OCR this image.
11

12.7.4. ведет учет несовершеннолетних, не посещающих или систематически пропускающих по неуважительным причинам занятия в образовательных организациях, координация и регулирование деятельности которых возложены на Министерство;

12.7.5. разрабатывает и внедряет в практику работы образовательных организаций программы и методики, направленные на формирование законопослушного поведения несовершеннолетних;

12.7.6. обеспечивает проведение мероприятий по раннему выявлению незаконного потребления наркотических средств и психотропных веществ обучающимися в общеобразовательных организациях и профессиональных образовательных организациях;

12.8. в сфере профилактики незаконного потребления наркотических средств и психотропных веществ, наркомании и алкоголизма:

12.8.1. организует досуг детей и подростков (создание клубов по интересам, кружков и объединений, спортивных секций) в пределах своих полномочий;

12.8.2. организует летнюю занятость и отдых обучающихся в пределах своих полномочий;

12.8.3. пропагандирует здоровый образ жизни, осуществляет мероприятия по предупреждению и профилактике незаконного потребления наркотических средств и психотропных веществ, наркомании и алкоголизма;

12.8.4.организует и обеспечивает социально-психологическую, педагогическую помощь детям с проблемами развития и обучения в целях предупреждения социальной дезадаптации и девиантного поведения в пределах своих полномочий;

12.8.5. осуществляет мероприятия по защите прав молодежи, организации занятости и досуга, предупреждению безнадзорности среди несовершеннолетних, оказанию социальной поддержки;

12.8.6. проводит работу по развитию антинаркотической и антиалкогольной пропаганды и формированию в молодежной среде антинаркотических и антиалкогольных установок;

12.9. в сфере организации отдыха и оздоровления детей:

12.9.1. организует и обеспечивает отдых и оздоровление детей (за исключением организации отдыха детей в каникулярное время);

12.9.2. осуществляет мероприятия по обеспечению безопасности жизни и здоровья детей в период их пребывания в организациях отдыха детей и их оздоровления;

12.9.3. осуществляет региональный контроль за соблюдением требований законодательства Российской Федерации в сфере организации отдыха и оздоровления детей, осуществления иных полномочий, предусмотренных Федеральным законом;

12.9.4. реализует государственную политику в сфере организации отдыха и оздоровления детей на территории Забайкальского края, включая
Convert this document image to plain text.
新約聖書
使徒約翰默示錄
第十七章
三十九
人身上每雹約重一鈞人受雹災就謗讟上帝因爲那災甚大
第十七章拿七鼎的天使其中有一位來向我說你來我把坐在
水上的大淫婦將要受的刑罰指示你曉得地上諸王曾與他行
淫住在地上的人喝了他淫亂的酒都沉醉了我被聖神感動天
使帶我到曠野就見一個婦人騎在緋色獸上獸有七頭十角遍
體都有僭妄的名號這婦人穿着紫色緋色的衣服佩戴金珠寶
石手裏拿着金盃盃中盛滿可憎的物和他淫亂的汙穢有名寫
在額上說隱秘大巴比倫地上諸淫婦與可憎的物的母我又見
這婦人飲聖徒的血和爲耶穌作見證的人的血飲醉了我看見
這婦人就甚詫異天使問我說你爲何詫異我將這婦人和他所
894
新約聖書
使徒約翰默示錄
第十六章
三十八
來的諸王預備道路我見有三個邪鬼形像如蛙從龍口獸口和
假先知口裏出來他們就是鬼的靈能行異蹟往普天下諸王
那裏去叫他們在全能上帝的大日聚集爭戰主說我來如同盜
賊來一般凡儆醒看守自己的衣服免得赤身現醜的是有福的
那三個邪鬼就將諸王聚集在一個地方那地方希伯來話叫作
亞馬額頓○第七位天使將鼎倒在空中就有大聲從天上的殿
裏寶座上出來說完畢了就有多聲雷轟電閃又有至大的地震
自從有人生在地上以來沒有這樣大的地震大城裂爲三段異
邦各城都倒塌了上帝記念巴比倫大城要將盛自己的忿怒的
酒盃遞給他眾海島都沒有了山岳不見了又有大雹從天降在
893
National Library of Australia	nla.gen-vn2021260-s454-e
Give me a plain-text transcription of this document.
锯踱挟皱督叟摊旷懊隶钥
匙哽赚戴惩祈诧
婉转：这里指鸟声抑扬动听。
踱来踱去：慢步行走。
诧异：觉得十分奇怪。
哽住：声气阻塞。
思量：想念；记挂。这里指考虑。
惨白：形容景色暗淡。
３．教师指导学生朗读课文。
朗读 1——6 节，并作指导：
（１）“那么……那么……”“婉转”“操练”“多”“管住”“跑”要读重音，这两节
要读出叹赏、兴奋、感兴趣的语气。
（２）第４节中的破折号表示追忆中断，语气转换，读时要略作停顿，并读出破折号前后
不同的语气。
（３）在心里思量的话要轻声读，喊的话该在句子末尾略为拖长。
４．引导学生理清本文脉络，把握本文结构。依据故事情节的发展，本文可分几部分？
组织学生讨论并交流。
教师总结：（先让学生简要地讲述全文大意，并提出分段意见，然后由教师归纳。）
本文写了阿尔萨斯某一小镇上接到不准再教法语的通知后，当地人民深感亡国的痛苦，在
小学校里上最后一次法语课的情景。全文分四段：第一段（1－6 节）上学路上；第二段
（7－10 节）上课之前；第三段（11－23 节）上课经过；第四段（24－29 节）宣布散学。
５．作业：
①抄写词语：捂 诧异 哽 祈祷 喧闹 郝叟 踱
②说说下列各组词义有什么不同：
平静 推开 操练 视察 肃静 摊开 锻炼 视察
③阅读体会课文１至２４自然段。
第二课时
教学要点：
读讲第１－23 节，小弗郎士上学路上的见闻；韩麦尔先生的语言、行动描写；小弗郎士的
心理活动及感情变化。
● ● ● ●
> Exercise: Write down the full listing again, exactly.

> Response:
OCR this image.
11

12.7.4. ведет учет несовершеннолетних, не посещающих или систематически пропускающих по неуважительным причинам занятия в образовательных организациях, координация и регулирование деятельности которых возложены на Министерство;

12.7.5. разрабатывает и внедряет в практику работы образовательных организаций программы и методики, направленные на формирование законопослушного поведения несовершеннолетних;

12.7.6. обеспечивает проведение мероприятий по раннему выявлению незаконного потребления наркотических средств и психотропных веществ обучающимися в общеобразовательных организациях и профессиональных образовательных организациях;

12.8. в сфере профилактики незаконного потребления наркотических средств и психотропных веществ, наркомании и алкоголизма:

12.8.1. организует досуг детей и подростков (создание клубов по интересам, кружков и объединений, спортивных секций) в пределах своих полномочий;

12.8.2. организует летнюю занятость и отдых обучающихся в пределах своих полномочий;

12.8.3. пропагандирует здоровый образ жизни, осуществляет мероприятия по предупреждению и профилактике незаконного потребления наркотических средств и психотропных веществ, наркомании и алкоголизма;

12.8.4.организует и обеспечивает социально-психологическую, педагогическую помощь детям с проблемами развития и обучения в целях предупреждения социальной дезадаптации и девиантного поведения в пределах своих полномочий;

12.8.5. осуществляет мероприятия по защите прав молодежи, организации занятости и досуга, предупреждению безнадзорности среди несовершеннолетних, оказанию социальной поддержки;

12.8.6. проводит работу по развитию антинаркотической и антиалкогольной пропаганды и формированию в молодежной среде антинаркотических и антиалкогольных установок;

12.9. в сфере организации отдыха и оздоровления детей:

12.9.1. организует и обеспечивает отдых и оздоровление детей (за исключением организации отдыха детей в каникулярное время);

12.9.2. осуществляет мероприятия по обеспечению безопасности жизни и здоровья детей в период их пребывания в организациях отдыха детей и их оздоровления;

12.9.3. осуществляет региональный контроль за соблюдением требований законодательства Российской Федерации в сфере организации отдыха и оздоровления детей, осуществления иных полномочий, предусмотренных Федеральным законом;

12.9.4. реализует государственную политику в сфере организации отдыха и оздоровления детей на территории Забайкальского края, включая
Convert this document image to plain text.
新約聖書
使徒約翰默示錄
第十七章
三十九
人身上每雹約重一鈞人受雹災就謗讟上帝因爲那災甚大
第十七章拿七鼎的天使其中有一位來向我說你來我把坐在
水上的大淫婦將要受的刑罰指示你曉得地上諸王曾與他行
淫住在地上的人喝了他淫亂的酒都沉醉了我被聖神感動天
使帶我到曠野就見一個婦人騎在緋色獸上獸有七頭十角遍
體都有僭妄的名號這婦人穿着紫色緋色的衣服佩戴金珠寶
石手裏拿着金盃盃中盛滿可憎的物和他淫亂的汙穢有名寫
在額上說隱秘大巴比倫地上諸淫婦與可憎的物的母我又見
這婦人飲聖徒的血和爲耶穌作見證的人的血飲醉了我看見
這婦人就甚詫異天使問我說你爲何詫異我將這婦人和他所
894
新約聖書
使徒約翰默示錄
第十六章
三十八
來的諸王預備道路我見有三個邪鬼形像如蛙從龍口獸口和
假先知口裏出來他們就是鬼的靈能行異蹟往普天下諸王
那裏去叫他們在全能上帝的大日聚集爭戰主說我來如同盜
賊來一般凡儆醒看守自己的衣服免得赤身現醜的是有福的
那三個邪鬼就將諸王聚集在一個地方那地方希伯來話叫作
亞馬額頓○第七位天使將鼎倒在空中就有大聲從天上的殿
裏寶座上出來說完畢了就有多聲雷轟電閃又有至大的地震
自從有人生在地上以來沒有這樣大的地震大城裂爲三段異
邦各城都倒塌了上帝記念巴比倫大城要將盛自己的忿怒的
酒盃遞給他眾海島都沒有了山岳不見了又有大雹從天降在
893
National Library of Australia	nla.gen-vn2021260-s454-e
Give me a plain-text transcription of this document.
锯踱挟皱督叟摊旷懊隶钥
匙哽赚戴惩祈诧
婉转：这里指鸟声抑扬动听。
踱来踱去：慢步行走。
诧异：觉得十分奇怪。
哽住：声气阻塞。
思量：想念；记挂。这里指考虑。
惨白：形容景色暗淡。
３．教师指导学生朗读课文。
朗读 1——6 节，并作指导：
（１）“那么……那么……”“婉转”“操练”“多”“管住”“跑”要读重音，这两节
要读出叹赏、兴奋、感兴趣的语气。
（２）第４节中的破折号表示追忆中断，语气转换，读时要略作停顿，并读出破折号前后
不同的语气。
（３）在心里思量的话要轻声读，喊的话该在句子末尾略为拖长。
４．引导学生理清本文脉络，把握本文结构。依据故事情节的发展，本文可分几部分？
组织学生讨论并交流。
教师总结：（先让学生简要地讲述全文大意，并提出分段意见，然后由教师归纳。）
本文写了阿尔萨斯某一小镇上接到不准再教法语的通知后，当地人民深感亡国的痛苦，在
小学校里上最后一次法语课的情景。全文分四段：第一段（1－6 节）上学路上；第二段
（7－10 节）上课之前；第三段（11－23 节）上课经过；第四段（24－29 节）宣布散学。
５．作业：
①抄写词语：捂 诧异 哽 祈祷 喧闹 郝叟 踱
②说说下列各组词义有什么不同：
平静 推开 操练 视察 肃静 摊开 锻炼 视察
③阅读体会课文１至２４自然段。
第二课时
教学要点：
读讲第１－23 节，小弗郎士上学路上的见闻；韩麦尔先生的语言、行动描写；小弗郎士的
心理活动及感情变化。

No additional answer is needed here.